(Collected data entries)
=======

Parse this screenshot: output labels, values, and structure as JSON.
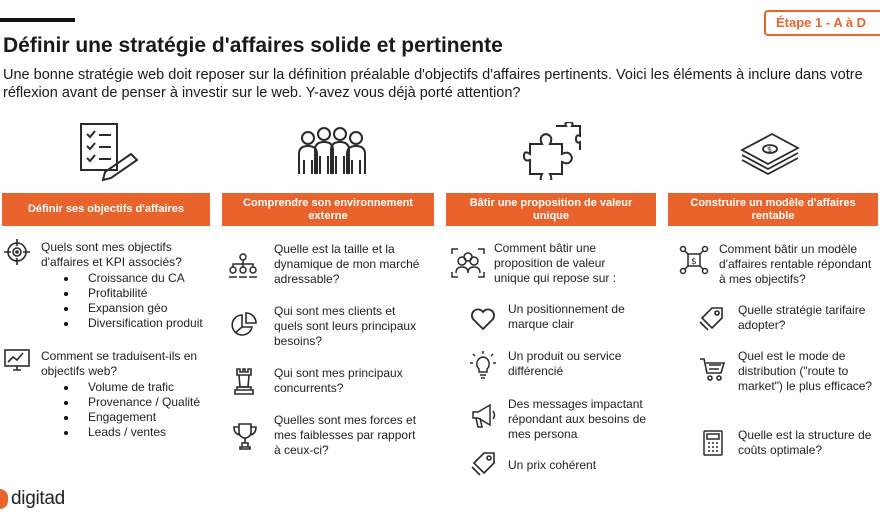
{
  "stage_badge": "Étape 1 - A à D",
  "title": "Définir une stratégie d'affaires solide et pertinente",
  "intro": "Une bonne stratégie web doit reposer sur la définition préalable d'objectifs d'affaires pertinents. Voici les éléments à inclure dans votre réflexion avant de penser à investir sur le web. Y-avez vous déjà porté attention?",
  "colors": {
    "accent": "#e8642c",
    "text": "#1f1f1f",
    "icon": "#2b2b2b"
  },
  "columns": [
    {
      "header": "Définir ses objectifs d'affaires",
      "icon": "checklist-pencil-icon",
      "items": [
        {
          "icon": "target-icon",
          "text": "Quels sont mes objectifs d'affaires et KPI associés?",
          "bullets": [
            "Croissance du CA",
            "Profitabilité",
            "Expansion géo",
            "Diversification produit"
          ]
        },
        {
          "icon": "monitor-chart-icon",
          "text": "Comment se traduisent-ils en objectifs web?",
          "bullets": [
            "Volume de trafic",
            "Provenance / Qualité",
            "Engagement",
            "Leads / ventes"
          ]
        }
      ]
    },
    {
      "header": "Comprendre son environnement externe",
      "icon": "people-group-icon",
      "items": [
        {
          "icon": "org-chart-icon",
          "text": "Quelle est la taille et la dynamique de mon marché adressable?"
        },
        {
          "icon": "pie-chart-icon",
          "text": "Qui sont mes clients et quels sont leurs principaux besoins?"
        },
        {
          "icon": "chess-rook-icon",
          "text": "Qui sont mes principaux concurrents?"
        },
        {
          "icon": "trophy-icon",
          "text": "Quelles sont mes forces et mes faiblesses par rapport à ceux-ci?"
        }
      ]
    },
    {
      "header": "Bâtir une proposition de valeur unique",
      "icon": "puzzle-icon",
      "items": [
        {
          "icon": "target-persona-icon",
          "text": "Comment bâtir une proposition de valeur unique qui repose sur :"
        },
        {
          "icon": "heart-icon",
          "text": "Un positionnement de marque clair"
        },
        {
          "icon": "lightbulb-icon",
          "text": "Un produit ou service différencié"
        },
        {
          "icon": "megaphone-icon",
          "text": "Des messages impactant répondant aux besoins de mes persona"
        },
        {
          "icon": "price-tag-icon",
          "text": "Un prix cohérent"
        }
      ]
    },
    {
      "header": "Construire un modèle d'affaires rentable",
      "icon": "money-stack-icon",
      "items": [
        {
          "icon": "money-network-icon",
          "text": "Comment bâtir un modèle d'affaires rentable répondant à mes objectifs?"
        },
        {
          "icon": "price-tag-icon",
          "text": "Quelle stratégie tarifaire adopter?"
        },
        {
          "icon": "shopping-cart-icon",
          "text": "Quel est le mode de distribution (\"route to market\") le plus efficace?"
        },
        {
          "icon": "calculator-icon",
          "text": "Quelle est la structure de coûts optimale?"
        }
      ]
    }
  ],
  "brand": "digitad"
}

=======

[EXERCISE DIRECTIONS]: Each line that holds the word "produit" is to be copied.

[RESULT OF THE EXERCISE]:
            "Diversification produit"
          "text": "Un produit ou service différencié"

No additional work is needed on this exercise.